EXERCISE AIM: Extract all records. Keep each one exact.
* START SUPPLIED MATERIAL *
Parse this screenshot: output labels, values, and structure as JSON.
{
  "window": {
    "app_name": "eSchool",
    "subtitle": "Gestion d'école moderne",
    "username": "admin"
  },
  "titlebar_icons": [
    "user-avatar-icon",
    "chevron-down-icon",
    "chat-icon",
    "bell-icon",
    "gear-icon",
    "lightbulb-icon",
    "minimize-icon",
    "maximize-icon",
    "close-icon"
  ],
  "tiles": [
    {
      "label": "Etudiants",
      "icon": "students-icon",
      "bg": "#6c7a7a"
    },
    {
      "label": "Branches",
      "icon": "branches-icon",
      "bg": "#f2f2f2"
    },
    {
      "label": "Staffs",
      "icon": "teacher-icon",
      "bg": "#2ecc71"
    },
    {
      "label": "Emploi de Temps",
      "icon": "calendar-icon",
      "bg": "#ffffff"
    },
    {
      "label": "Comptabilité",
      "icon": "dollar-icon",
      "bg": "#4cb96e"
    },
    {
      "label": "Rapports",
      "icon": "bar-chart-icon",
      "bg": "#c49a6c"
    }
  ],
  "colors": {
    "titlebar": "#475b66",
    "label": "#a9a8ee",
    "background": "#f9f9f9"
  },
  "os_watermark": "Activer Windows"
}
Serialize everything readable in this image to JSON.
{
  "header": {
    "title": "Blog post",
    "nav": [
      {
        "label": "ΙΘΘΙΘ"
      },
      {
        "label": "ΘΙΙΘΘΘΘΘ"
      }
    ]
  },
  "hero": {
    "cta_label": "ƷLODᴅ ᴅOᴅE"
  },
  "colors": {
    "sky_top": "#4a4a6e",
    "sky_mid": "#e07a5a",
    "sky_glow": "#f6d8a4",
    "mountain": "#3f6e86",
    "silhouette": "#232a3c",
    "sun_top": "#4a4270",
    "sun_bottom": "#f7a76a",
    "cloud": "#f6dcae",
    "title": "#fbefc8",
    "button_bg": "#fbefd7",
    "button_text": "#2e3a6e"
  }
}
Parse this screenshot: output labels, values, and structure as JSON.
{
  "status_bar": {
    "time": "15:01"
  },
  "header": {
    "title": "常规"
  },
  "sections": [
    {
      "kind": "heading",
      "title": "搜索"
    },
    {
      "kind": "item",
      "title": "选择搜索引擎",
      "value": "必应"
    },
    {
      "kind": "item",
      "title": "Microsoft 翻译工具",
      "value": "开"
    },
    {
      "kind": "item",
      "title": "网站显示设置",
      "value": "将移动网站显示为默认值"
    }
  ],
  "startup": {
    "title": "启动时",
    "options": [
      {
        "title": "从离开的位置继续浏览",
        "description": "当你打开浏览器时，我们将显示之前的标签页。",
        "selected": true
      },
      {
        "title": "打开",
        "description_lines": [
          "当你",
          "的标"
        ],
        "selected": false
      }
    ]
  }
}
* END SUPPLIED MATERIAL *
PROBLEM SOLUTION:
Parse this screenshot: output labels, values, and structure as JSON.
{
  "window": {
    "app_name": "eSchool",
    "subtitle": "Gestion d'école moderne",
    "username": "admin"
  },
  "titlebar_icons": [
    "user-avatar-icon",
    "chevron-down-icon",
    "chat-icon",
    "bell-icon",
    "gear-icon",
    "lightbulb-icon",
    "minimize-icon",
    "maximize-icon",
    "close-icon"
  ],
  "tiles": [
    {
      "label": "Etudiants",
      "icon": "students-icon",
      "bg": "#6c7a7a"
    },
    {
      "label": "Branches",
      "icon": "branches-icon",
      "bg": "#f2f2f2"
    },
    {
      "label": "Staffs",
      "icon": "teacher-icon",
      "bg": "#2ecc71"
    },
    {
      "label": "Emploi de Temps",
      "icon": "calendar-icon",
      "bg": "#ffffff"
    },
    {
      "label": "Comptabilité",
      "icon": "dollar-icon",
      "bg": "#4cb96e"
    },
    {
      "label": "Rapports",
      "icon": "bar-chart-icon",
      "bg": "#c49a6c"
    }
  ],
  "colors": {
    "titlebar": "#475b66",
    "label": "#a9a8ee",
    "background": "#f9f9f9"
  },
  "os_watermark": "Activer Windows"
}
Serialize everything readable in this image to JSON.
{
  "header": {
    "title": "Blog post",
    "nav": [
      {
        "label": "ΙΘΘΙΘ"
      },
      {
        "label": "ΘΙΙΘΘΘΘΘ"
      }
    ]
  },
  "hero": {
    "cta_label": "ƷLODᴅ ᴅOᴅE"
  },
  "colors": {
    "sky_top": "#4a4a6e",
    "sky_mid": "#e07a5a",
    "sky_glow": "#f6d8a4",
    "mountain": "#3f6e86",
    "silhouette": "#232a3c",
    "sun_top": "#4a4270",
    "sun_bottom": "#f7a76a",
    "cloud": "#f6dcae",
    "title": "#fbefc8",
    "button_bg": "#fbefd7",
    "button_text": "#2e3a6e"
  }
}
Parse this screenshot: output labels, values, and structure as JSON.
{
  "status_bar": {
    "time": "15:01"
  },
  "header": {
    "title": "常规"
  },
  "sections": [
    {
      "kind": "heading",
      "title": "搜索"
    },
    {
      "kind": "item",
      "title": "选择搜索引擎",
      "value": "必应"
    },
    {
      "kind": "item",
      "title": "Microsoft 翻译工具",
      "value": "开"
    },
    {
      "kind": "item",
      "title": "网站显示设置",
      "value": "将移动网站显示为默认值"
    }
  ],
  "startup": {
    "title": "启动时",
    "options": [
      {
        "title": "从离开的位置继续浏览",
        "description": "当你打开浏览器时，我们将显示之前的标签页。",
        "selected": true
      },
      {
        "title": "打开",
        "description_lines": [
          "当你",
          "的标"
        ],
        "selected": false
      }
    ]
  }
}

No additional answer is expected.